TO DO - Leave out the pictures and copy everything else below exactly.

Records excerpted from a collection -
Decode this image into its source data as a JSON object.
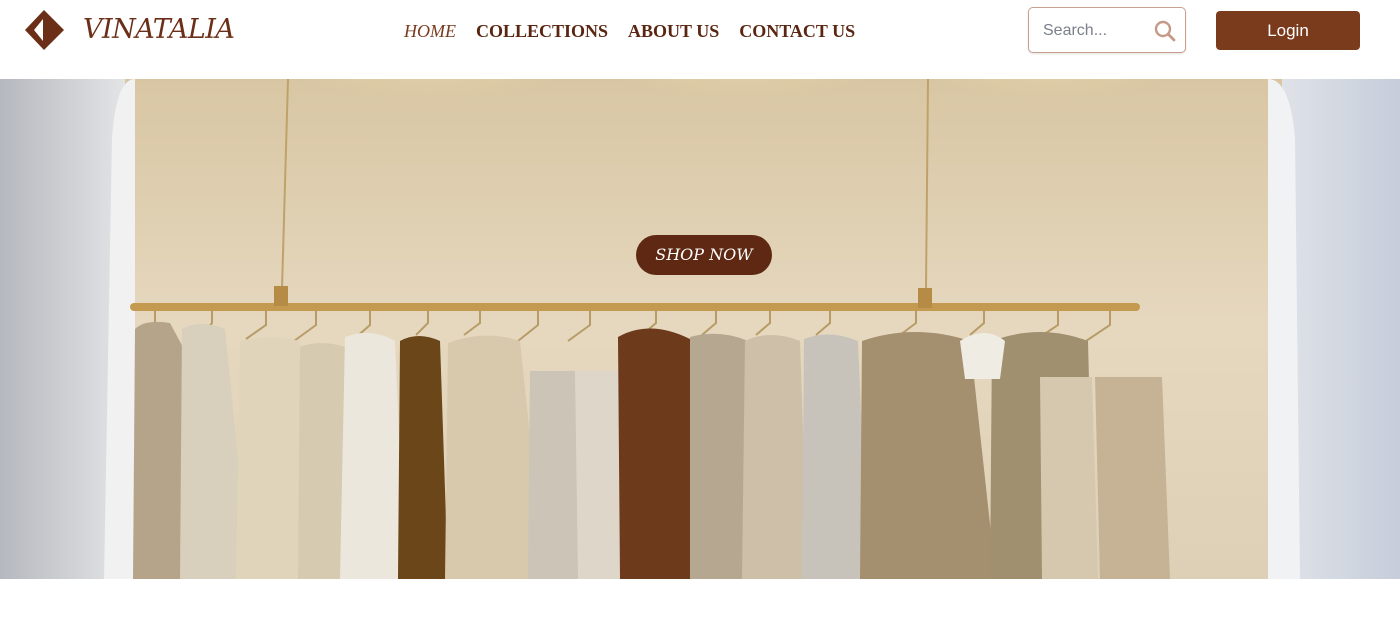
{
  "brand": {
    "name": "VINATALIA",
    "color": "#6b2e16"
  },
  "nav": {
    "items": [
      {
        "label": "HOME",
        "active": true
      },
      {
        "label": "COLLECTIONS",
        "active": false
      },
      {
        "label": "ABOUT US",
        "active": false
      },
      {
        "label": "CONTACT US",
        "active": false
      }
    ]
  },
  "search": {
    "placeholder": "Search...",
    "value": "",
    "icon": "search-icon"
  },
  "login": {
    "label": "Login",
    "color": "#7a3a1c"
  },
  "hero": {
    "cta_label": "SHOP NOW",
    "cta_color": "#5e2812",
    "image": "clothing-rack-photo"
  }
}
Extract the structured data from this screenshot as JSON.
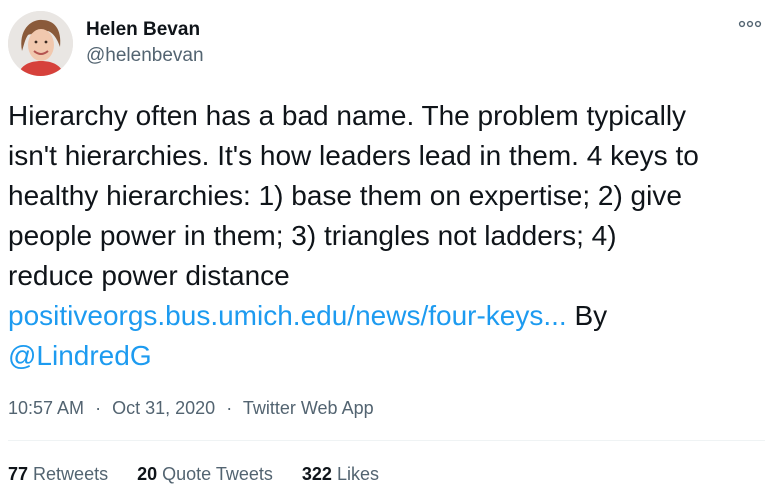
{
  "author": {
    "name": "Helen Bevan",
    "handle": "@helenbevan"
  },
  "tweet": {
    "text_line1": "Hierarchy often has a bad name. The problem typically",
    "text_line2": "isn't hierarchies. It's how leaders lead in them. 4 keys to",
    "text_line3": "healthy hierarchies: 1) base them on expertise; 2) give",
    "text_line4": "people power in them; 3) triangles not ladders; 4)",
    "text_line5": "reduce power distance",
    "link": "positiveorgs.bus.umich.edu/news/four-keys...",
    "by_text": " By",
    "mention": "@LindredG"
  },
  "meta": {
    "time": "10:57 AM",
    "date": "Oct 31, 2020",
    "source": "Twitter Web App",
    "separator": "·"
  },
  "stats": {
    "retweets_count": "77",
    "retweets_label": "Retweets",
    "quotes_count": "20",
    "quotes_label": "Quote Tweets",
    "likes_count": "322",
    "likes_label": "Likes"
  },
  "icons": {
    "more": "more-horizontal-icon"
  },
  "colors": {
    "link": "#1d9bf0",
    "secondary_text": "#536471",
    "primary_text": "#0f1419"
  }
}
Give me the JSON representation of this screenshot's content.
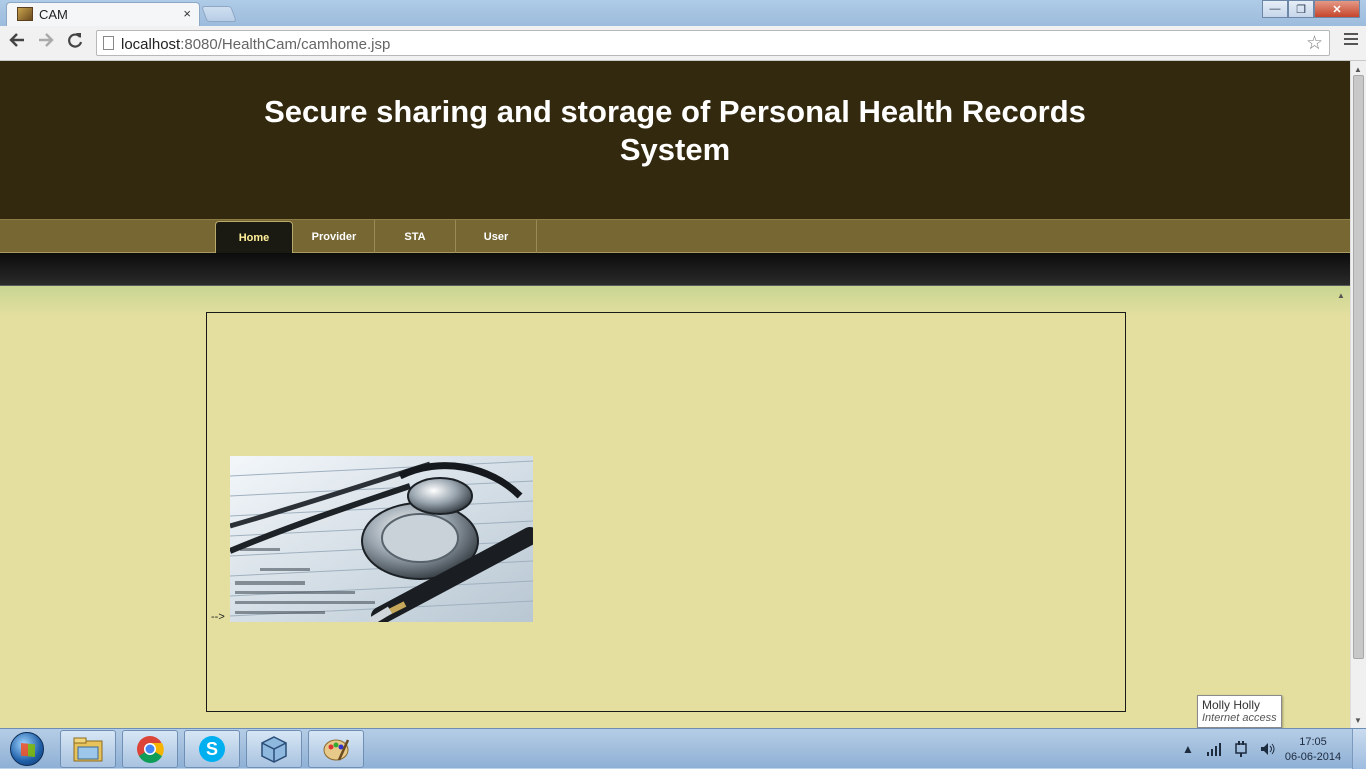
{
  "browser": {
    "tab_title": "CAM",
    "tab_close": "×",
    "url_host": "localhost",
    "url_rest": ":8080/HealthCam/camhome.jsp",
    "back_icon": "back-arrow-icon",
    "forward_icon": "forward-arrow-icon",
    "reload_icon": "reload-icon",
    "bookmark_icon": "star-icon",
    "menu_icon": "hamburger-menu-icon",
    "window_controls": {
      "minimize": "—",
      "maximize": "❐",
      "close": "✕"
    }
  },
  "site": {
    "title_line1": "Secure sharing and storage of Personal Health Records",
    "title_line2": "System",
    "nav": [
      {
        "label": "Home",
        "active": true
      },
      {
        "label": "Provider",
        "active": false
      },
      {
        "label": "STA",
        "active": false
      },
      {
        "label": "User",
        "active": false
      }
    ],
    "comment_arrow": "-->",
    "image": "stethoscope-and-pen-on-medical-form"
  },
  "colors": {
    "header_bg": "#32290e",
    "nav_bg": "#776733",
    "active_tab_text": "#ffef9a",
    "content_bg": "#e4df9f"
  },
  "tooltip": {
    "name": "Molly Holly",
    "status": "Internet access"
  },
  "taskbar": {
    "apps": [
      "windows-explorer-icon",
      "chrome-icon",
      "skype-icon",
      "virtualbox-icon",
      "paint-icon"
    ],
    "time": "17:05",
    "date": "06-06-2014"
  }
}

EXERCISE RESPONSE -
Decode this image into its source data as a JSON object.
{
  "brand": {
    "name": "VINATALIA",
    "color": "#6b2e16"
  },
  "nav": {
    "items": [
      {
        "label": "HOME",
        "active": true
      },
      {
        "label": "COLLECTIONS",
        "active": false
      },
      {
        "label": "ABOUT US",
        "active": false
      },
      {
        "label": "CONTACT US",
        "active": false
      }
    ]
  },
  "search": {
    "placeholder": "Search...",
    "value": "",
    "icon": "search-icon"
  },
  "login": {
    "label": "Login",
    "color": "#7a3a1c"
  },
  "hero": {
    "cta_label": "SHOP NOW",
    "cta_color": "#5e2812",
    "image": "clothing-rack-photo"
  }
}
Extract the structured data from this screenshot as JSON.
{
  "author": {
    "name": "Helen Bevan",
    "handle": "@helenbevan"
  },
  "tweet": {
    "text_line1": "Hierarchy often has a bad name. The problem typically",
    "text_line2": "isn't hierarchies. It's how leaders lead in them. 4 keys to",
    "text_line3": "healthy hierarchies: 1) base them on expertise; 2) give",
    "text_line4": "people power in them; 3) triangles not ladders; 4)",
    "text_line5": "reduce power distance",
    "link": "positiveorgs.bus.umich.edu/news/four-keys...",
    "by_text": " By",
    "mention": "@LindredG"
  },
  "meta": {
    "time": "10:57 AM",
    "date": "Oct 31, 2020",
    "source": "Twitter Web App",
    "separator": "·"
  },
  "stats": {
    "retweets_count": "77",
    "retweets_label": "Retweets",
    "quotes_count": "20",
    "quotes_label": "Quote Tweets",
    "likes_count": "322",
    "likes_label": "Likes"
  },
  "icons": {
    "more": "more-horizontal-icon"
  },
  "colors": {
    "link": "#1d9bf0",
    "secondary_text": "#536471",
    "primary_text": "#0f1419"
  }
}
Give me the JSON representation of this screenshot's content.
{
  "browser": {
    "tab_title": "CAM",
    "tab_close": "×",
    "url_host": "localhost",
    "url_rest": ":8080/HealthCam/camhome.jsp",
    "back_icon": "back-arrow-icon",
    "forward_icon": "forward-arrow-icon",
    "reload_icon": "reload-icon",
    "bookmark_icon": "star-icon",
    "menu_icon": "hamburger-menu-icon",
    "window_controls": {
      "minimize": "—",
      "maximize": "❐",
      "close": "✕"
    }
  },
  "site": {
    "title_line1": "Secure sharing and storage of Personal Health Records",
    "title_line2": "System",
    "nav": [
      {
        "label": "Home",
        "active": true
      },
      {
        "label": "Provider",
        "active": false
      },
      {
        "label": "STA",
        "active": false
      },
      {
        "label": "User",
        "active": false
      }
    ],
    "comment_arrow": "-->",
    "image": "stethoscope-and-pen-on-medical-form"
  },
  "colors": {
    "header_bg": "#32290e",
    "nav_bg": "#776733",
    "active_tab_text": "#ffef9a",
    "content_bg": "#e4df9f"
  },
  "tooltip": {
    "name": "Molly Holly",
    "status": "Internet access"
  },
  "taskbar": {
    "apps": [
      "windows-explorer-icon",
      "chrome-icon",
      "skype-icon",
      "virtualbox-icon",
      "paint-icon"
    ],
    "time": "17:05",
    "date": "06-06-2014"
  }
}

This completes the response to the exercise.